**What the task requires**
Write out each line that follows exactly as it stands, without the pictures.

[Dataset records]
------------------------------------------------

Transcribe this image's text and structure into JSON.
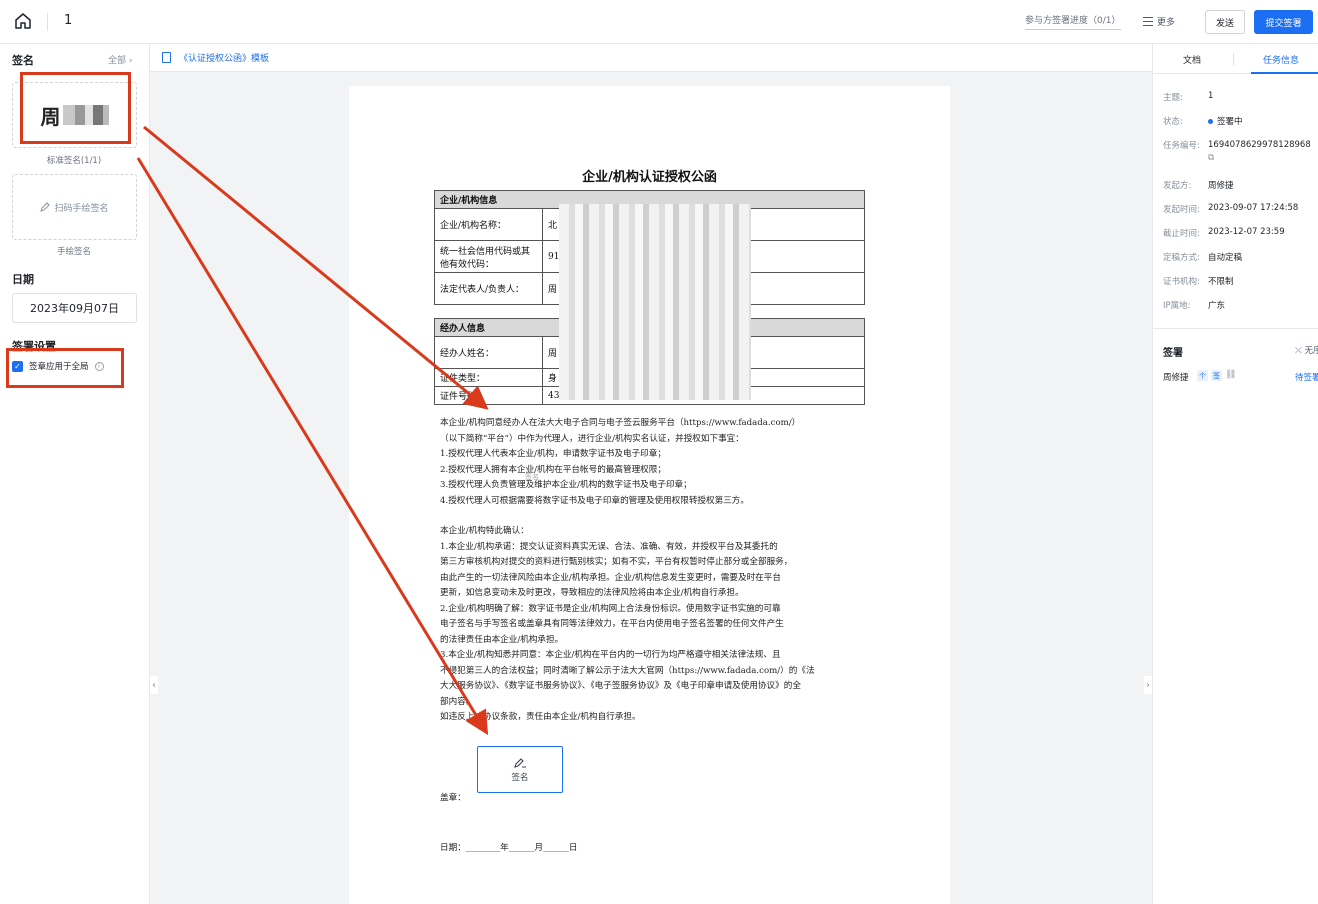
{
  "header": {
    "doc_title": "1",
    "progress_label": "参与方签署进度（0/1）",
    "more_label": "更多",
    "send_label": "发送",
    "submit_label": "提交签署"
  },
  "left_panel": {
    "signature_title": "签名",
    "all_label": "全部",
    "signature_name": "周",
    "standard_caption": "标准签名(1/1)",
    "handwrite_label": "扫码手绘签名",
    "handwrite_caption": "手绘签名",
    "date_title": "日期",
    "date_value": "2023年09月07日",
    "settings_title": "签署设置",
    "apply_global_label": "签章应用于全局",
    "apply_global_checked": true
  },
  "breadcrumb": {
    "template_label": "《认证授权公函》模板"
  },
  "document": {
    "title": "企业/机构认证授权公函",
    "org_section": "企业/机构信息",
    "org_rows": [
      {
        "label": "企业/机构名称：",
        "value": "北"
      },
      {
        "label": "统一社会信用代码或其他有效代码：",
        "value": "91"
      },
      {
        "label": "法定代表人/负责人：",
        "value": "周"
      }
    ],
    "agent_section": "经办人信息",
    "agent_rows": [
      {
        "label": "经办人姓名：",
        "value": "周"
      },
      {
        "label": "证件类型：",
        "value": "身"
      },
      {
        "label": "证件号码：",
        "value": "43"
      }
    ],
    "para1": [
      "本企业/机构同意经办人在法大大电子合同与电子签云服务平台（https://www.fadada.com/）",
      "（以下简称“平台”）中作为代理人，进行企业/机构实名认证，并授权如下事宜：",
      "1.授权代理人代表本企业/机构，申请数字证书及电子印章；",
      "2.授权代理人拥有本企业/机构在平台帐号的最高管理权限；",
      "3.授权代理人负责管理及维护本企业/机构的数字证书及电子印章；",
      "4.授权代理人可根据需要将数字证书及电子印章的管理及使用权限转授权第三方。"
    ],
    "para2": [
      "本企业/机构特此确认：",
      "1.本企业/机构承诺：提交认证资料真实无误、合法、准确、有效，并授权平台及其委托的",
      "第三方审核机构对提交的资料进行甄别核实；如有不实，平台有权暂时停止部分或全部服务，",
      "由此产生的一切法律风险由本企业/机构承担。企业/机构信息发生变更时，需要及时在平台",
      "更新，如信息变动未及时更改，导致相应的法律风险将由本企业/机构自行承担。",
      "2.企业/机构明确了解：数字证书是企业/机构网上合法身份标识。使用数字证书实施的可靠",
      "电子签名与手写签名或盖章具有同等法律效力，在平台内使用电子签名签署的任何文件产生",
      "的法律责任由本企业/机构承担。",
      "3.本企业/机构知悉并同意：本企业/机构在平台内的一切行为均严格遵守相关法律法规、且",
      "不侵犯第三人的合法权益；同时清晰了解公示于法大大官网（https://www.fadada.com/）的《法",
      "大大服务协议》、《数字证书服务协议》、《电子签服务协议》及《电子印章申请及使用协议》的全",
      "部内容。",
      "如违反上述协议条款，责任由本企业/机构自行承担。"
    ],
    "sign_field_label": "签名",
    "ghost_label": "签名",
    "stamp_label": "盖章：",
    "date_line": "日期：________年______月______日"
  },
  "right_panel": {
    "tab_doc": "文档",
    "tab_task": "任务信息",
    "fields": [
      {
        "key": "主题:",
        "value": "1"
      },
      {
        "key": "状态:",
        "value": "签署中"
      },
      {
        "key": "任务编号:",
        "value": "169407862997812896"
      },
      {
        "key": "发起方:",
        "value": "周修捷"
      },
      {
        "key": "发起时间:",
        "value": "2023-09-07 17:24:58"
      },
      {
        "key": "截止时间:",
        "value": "2023-12-07 23:59"
      },
      {
        "key": "定稿方式:",
        "value": "自动定稿"
      },
      {
        "key": "证书机构:",
        "value": "不限制"
      },
      {
        "key": "IP属地:",
        "value": "广东"
      }
    ],
    "task_no_tail": "8",
    "sign_section_title": "签署",
    "sign_section_extra": "无序",
    "signer_name": "周修捷",
    "signer_status": "待签署"
  },
  "colors": {
    "accent": "#1c6ef2",
    "annotation_red": "#d93a1c"
  },
  "icons": [
    "home-icon",
    "menu-icon",
    "file-icon",
    "pen-icon",
    "copy-icon",
    "info-icon",
    "check-icon",
    "collapse-left-icon",
    "collapse-right-icon",
    "link-icon"
  ]
}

------------------------------------------------

**Answer to the exercise**
Transcribe this image's text and structure into JSON.
{
  "header": {
    "doc_title": "1",
    "progress_label": "参与方签署进度（0/1）",
    "more_label": "更多",
    "send_label": "发送",
    "submit_label": "提交签署"
  },
  "left_panel": {
    "signature_title": "签名",
    "all_label": "全部",
    "signature_name": "周",
    "standard_caption": "标准签名(1/1)",
    "handwrite_label": "扫码手绘签名",
    "handwrite_caption": "手绘签名",
    "date_title": "日期",
    "date_value": "2023年09月07日",
    "settings_title": "签署设置",
    "apply_global_label": "签章应用于全局",
    "apply_global_checked": true
  },
  "breadcrumb": {
    "template_label": "《认证授权公函》模板"
  },
  "document": {
    "title": "企业/机构认证授权公函",
    "org_section": "企业/机构信息",
    "org_rows": [
      {
        "label": "企业/机构名称：",
        "value": "北"
      },
      {
        "label": "统一社会信用代码或其他有效代码：",
        "value": "91"
      },
      {
        "label": "法定代表人/负责人：",
        "value": "周"
      }
    ],
    "agent_section": "经办人信息",
    "agent_rows": [
      {
        "label": "经办人姓名：",
        "value": "周"
      },
      {
        "label": "证件类型：",
        "value": "身"
      },
      {
        "label": "证件号码：",
        "value": "43"
      }
    ],
    "para1": [
      "本企业/机构同意经办人在法大大电子合同与电子签云服务平台（https://www.fadada.com/）",
      "（以下简称“平台”）中作为代理人，进行企业/机构实名认证，并授权如下事宜：",
      "1.授权代理人代表本企业/机构，申请数字证书及电子印章；",
      "2.授权代理人拥有本企业/机构在平台帐号的最高管理权限；",
      "3.授权代理人负责管理及维护本企业/机构的数字证书及电子印章；",
      "4.授权代理人可根据需要将数字证书及电子印章的管理及使用权限转授权第三方。"
    ],
    "para2": [
      "本企业/机构特此确认：",
      "1.本企业/机构承诺：提交认证资料真实无误、合法、准确、有效，并授权平台及其委托的",
      "第三方审核机构对提交的资料进行甄别核实；如有不实，平台有权暂时停止部分或全部服务，",
      "由此产生的一切法律风险由本企业/机构承担。企业/机构信息发生变更时，需要及时在平台",
      "更新，如信息变动未及时更改，导致相应的法律风险将由本企业/机构自行承担。",
      "2.企业/机构明确了解：数字证书是企业/机构网上合法身份标识。使用数字证书实施的可靠",
      "电子签名与手写签名或盖章具有同等法律效力，在平台内使用电子签名签署的任何文件产生",
      "的法律责任由本企业/机构承担。",
      "3.本企业/机构知悉并同意：本企业/机构在平台内的一切行为均严格遵守相关法律法规、且",
      "不侵犯第三人的合法权益；同时清晰了解公示于法大大官网（https://www.fadada.com/）的《法",
      "大大服务协议》、《数字证书服务协议》、《电子签服务协议》及《电子印章申请及使用协议》的全",
      "部内容。",
      "如违反上述协议条款，责任由本企业/机构自行承担。"
    ],
    "sign_field_label": "签名",
    "ghost_label": "签名",
    "stamp_label": "盖章：",
    "date_line": "日期：________年______月______日"
  },
  "right_panel": {
    "tab_doc": "文档",
    "tab_task": "任务信息",
    "fields": [
      {
        "key": "主题:",
        "value": "1"
      },
      {
        "key": "状态:",
        "value": "签署中"
      },
      {
        "key": "任务编号:",
        "value": "169407862997812896"
      },
      {
        "key": "发起方:",
        "value": "周修捷"
      },
      {
        "key": "发起时间:",
        "value": "2023-09-07 17:24:58"
      },
      {
        "key": "截止时间:",
        "value": "2023-12-07 23:59"
      },
      {
        "key": "定稿方式:",
        "value": "自动定稿"
      },
      {
        "key": "证书机构:",
        "value": "不限制"
      },
      {
        "key": "IP属地:",
        "value": "广东"
      }
    ],
    "task_no_tail": "8",
    "sign_section_title": "签署",
    "sign_section_extra": "无序",
    "signer_name": "周修捷",
    "signer_status": "待签署"
  },
  "colors": {
    "accent": "#1c6ef2",
    "annotation_red": "#d93a1c"
  },
  "icons": [
    "home-icon",
    "menu-icon",
    "file-icon",
    "pen-icon",
    "copy-icon",
    "info-icon",
    "check-icon",
    "collapse-left-icon",
    "collapse-right-icon",
    "link-icon"
  ]
}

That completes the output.